### Task
Look for "property" in each line of the entries, and return the matching lines.

(Data listing)
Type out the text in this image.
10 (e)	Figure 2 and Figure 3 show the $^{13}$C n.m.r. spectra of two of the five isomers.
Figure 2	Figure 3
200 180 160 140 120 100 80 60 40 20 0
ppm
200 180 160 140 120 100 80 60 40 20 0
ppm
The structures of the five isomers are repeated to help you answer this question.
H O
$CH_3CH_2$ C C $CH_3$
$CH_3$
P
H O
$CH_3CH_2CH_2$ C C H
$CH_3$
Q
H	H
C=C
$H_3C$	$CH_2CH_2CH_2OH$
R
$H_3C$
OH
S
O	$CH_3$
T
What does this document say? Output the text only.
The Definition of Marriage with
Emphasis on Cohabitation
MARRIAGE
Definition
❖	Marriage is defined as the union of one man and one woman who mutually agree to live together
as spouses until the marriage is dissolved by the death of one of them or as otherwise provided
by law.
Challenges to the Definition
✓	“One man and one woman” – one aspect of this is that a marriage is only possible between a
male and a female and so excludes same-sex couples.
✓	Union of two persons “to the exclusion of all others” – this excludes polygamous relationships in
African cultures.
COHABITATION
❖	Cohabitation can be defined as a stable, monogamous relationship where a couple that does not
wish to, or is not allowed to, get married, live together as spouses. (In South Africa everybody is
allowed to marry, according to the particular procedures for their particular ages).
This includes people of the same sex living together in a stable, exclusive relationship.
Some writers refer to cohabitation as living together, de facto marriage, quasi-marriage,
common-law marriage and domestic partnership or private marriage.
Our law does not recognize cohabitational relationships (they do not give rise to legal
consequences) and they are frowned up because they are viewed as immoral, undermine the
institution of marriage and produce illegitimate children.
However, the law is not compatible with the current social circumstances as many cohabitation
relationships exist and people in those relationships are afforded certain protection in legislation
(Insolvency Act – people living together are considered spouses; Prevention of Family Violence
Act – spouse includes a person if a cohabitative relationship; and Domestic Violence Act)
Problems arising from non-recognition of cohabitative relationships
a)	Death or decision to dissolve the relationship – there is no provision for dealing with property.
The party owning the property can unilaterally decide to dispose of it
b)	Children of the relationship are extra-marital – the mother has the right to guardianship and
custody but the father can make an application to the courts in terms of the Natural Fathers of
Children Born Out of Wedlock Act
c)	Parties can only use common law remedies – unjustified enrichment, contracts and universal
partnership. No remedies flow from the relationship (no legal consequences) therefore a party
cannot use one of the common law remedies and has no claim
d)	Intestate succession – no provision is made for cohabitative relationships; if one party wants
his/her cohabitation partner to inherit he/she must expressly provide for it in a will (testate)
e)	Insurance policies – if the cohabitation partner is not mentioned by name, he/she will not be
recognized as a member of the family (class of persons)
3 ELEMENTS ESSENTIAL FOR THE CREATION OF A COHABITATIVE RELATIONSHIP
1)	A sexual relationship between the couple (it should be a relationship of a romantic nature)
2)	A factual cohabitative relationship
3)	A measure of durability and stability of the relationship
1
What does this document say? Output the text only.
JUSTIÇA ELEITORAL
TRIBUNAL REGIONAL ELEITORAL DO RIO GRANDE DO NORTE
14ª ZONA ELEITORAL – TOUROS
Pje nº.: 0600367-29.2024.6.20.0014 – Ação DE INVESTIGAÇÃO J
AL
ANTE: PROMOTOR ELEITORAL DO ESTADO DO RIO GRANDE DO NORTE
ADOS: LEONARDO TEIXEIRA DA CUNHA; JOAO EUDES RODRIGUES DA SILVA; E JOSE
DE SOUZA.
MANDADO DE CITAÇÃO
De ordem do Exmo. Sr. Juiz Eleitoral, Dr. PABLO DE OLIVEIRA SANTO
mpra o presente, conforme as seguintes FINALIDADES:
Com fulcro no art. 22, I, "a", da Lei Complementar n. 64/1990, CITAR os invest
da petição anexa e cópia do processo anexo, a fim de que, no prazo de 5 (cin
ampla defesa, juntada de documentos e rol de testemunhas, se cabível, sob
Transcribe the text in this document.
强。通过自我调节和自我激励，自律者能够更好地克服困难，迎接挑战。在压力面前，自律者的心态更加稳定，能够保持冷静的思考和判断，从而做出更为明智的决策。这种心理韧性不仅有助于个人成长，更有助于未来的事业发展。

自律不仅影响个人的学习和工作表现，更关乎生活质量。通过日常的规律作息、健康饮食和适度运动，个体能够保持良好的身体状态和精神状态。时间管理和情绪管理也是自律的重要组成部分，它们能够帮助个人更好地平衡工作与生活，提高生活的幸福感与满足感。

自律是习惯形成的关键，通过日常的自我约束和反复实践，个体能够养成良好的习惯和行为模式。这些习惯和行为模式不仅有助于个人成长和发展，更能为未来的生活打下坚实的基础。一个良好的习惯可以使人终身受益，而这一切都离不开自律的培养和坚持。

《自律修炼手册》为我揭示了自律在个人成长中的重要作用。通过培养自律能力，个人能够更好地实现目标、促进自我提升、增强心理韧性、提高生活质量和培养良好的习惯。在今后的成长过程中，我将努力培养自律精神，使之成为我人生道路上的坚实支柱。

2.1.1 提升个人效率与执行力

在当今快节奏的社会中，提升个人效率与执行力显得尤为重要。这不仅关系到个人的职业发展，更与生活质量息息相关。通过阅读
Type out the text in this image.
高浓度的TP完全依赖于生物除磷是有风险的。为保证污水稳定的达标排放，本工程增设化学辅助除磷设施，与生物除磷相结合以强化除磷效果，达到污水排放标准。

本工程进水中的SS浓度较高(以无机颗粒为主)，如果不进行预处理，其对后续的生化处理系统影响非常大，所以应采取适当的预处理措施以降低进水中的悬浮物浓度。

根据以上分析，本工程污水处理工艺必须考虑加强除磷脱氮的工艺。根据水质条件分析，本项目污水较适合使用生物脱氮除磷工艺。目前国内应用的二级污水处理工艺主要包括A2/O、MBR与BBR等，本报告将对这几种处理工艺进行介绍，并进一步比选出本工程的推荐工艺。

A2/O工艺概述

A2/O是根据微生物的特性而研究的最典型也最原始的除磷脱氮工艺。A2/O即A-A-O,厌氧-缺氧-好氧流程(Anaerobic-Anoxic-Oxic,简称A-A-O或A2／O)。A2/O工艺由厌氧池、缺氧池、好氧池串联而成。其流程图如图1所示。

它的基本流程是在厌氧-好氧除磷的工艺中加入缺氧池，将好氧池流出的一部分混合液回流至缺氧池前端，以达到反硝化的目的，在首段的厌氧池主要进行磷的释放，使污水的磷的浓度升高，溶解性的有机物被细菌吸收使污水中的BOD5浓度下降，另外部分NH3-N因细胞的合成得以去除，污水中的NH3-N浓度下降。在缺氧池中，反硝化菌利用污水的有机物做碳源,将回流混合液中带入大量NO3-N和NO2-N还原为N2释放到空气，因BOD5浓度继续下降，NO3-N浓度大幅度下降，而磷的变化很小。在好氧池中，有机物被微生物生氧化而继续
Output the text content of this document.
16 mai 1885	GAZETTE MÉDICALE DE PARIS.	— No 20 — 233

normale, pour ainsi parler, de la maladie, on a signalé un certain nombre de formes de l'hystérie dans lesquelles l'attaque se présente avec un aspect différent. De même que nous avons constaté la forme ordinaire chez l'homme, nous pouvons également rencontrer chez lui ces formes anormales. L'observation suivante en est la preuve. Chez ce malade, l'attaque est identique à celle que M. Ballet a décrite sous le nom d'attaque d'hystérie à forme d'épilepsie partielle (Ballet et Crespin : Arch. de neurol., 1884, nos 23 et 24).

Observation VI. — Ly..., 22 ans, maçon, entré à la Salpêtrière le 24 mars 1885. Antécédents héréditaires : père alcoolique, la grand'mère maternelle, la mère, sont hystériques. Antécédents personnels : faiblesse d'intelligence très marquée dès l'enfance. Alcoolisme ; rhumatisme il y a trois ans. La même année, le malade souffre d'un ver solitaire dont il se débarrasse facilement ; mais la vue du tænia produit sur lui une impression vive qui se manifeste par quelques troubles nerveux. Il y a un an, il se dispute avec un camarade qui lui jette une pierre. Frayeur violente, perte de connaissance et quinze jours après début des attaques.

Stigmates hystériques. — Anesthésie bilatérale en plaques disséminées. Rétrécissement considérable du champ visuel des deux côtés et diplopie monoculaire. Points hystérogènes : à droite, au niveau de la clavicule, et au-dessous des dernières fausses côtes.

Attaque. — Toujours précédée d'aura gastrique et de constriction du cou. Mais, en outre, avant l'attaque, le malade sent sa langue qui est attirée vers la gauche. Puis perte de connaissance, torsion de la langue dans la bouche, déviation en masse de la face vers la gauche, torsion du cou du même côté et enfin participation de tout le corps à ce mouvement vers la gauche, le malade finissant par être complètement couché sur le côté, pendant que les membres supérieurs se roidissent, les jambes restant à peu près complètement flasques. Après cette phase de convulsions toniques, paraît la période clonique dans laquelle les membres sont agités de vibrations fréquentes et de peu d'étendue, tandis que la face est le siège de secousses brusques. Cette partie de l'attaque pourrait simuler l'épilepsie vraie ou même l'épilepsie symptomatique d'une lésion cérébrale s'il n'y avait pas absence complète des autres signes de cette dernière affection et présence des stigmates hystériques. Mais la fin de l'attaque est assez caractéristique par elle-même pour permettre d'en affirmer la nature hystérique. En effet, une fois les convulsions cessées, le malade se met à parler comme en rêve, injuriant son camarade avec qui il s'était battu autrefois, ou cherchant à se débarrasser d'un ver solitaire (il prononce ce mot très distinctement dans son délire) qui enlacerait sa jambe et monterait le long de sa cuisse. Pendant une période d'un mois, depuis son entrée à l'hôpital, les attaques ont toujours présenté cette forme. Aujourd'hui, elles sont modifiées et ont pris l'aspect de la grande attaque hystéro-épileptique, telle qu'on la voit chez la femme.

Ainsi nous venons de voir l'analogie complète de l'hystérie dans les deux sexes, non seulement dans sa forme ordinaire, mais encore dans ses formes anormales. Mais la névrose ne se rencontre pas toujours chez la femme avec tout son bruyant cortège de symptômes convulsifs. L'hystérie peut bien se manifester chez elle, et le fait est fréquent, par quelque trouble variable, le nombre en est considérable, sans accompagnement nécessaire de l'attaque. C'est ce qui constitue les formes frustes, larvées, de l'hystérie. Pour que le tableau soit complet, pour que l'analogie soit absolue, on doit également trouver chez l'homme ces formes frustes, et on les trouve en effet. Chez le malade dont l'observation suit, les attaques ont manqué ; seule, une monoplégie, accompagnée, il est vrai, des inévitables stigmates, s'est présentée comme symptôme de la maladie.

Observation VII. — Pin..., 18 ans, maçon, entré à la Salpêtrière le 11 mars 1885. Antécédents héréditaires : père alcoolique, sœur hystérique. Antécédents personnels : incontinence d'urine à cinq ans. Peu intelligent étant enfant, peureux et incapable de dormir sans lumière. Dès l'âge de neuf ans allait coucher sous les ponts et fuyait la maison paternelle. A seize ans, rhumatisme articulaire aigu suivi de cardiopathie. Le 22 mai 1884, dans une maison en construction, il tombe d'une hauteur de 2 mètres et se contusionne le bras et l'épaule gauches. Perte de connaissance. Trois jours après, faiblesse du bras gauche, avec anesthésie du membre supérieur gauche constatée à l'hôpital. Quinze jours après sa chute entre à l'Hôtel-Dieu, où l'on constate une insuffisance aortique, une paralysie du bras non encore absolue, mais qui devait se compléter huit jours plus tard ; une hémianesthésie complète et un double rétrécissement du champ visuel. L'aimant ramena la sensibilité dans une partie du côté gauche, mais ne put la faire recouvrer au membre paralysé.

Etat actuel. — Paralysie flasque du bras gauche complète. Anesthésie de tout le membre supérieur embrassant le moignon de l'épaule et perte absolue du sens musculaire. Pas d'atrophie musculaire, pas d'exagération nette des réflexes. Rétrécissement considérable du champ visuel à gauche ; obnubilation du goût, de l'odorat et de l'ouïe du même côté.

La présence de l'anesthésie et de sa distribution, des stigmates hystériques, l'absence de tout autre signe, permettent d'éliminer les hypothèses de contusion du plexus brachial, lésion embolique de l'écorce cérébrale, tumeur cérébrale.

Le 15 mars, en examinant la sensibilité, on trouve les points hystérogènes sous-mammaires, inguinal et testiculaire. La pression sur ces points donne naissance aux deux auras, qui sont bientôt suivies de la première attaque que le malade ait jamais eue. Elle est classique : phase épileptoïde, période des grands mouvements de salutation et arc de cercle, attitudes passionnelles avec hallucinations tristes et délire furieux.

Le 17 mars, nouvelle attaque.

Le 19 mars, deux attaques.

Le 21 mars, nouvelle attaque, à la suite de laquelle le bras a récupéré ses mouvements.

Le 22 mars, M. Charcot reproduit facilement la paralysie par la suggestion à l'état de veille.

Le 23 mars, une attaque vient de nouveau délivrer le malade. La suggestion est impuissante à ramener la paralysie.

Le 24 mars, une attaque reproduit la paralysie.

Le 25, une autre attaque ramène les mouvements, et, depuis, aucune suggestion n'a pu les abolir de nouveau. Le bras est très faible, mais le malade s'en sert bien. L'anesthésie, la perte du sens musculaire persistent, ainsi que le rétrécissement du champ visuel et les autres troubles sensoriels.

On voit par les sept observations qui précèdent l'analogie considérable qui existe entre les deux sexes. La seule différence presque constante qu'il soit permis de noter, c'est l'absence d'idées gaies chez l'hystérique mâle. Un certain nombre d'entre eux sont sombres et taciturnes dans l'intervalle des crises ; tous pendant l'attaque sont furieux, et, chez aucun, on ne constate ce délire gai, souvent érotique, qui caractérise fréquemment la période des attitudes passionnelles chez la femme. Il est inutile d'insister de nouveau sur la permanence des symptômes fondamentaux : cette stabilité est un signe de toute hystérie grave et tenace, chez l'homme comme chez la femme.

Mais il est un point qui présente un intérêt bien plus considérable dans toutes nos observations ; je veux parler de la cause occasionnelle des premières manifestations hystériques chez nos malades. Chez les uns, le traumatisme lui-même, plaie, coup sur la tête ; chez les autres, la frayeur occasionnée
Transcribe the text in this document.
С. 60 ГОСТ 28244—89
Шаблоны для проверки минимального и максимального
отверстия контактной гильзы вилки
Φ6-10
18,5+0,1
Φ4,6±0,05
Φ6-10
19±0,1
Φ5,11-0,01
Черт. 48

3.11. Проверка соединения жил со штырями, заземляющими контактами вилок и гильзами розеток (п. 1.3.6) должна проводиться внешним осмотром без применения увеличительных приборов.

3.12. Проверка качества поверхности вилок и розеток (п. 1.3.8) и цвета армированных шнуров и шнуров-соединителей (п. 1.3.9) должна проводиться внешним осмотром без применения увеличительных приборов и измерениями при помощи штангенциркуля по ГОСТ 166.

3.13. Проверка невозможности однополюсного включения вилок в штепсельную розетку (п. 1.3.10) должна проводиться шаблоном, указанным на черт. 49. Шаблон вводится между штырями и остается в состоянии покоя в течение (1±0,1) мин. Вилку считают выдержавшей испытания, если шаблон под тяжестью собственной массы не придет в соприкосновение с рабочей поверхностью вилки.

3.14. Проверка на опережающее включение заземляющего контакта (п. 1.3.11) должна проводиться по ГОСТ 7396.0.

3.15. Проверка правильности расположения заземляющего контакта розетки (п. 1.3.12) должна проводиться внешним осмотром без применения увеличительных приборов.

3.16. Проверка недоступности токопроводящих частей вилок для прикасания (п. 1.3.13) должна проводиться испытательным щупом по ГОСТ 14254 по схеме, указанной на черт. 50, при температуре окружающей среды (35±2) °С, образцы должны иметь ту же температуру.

### Exercise answer
a)	Death or decision to dissolve the relationship – there is no provision for dealing with property.
The party owning the property can unilaterally decide to dispose of it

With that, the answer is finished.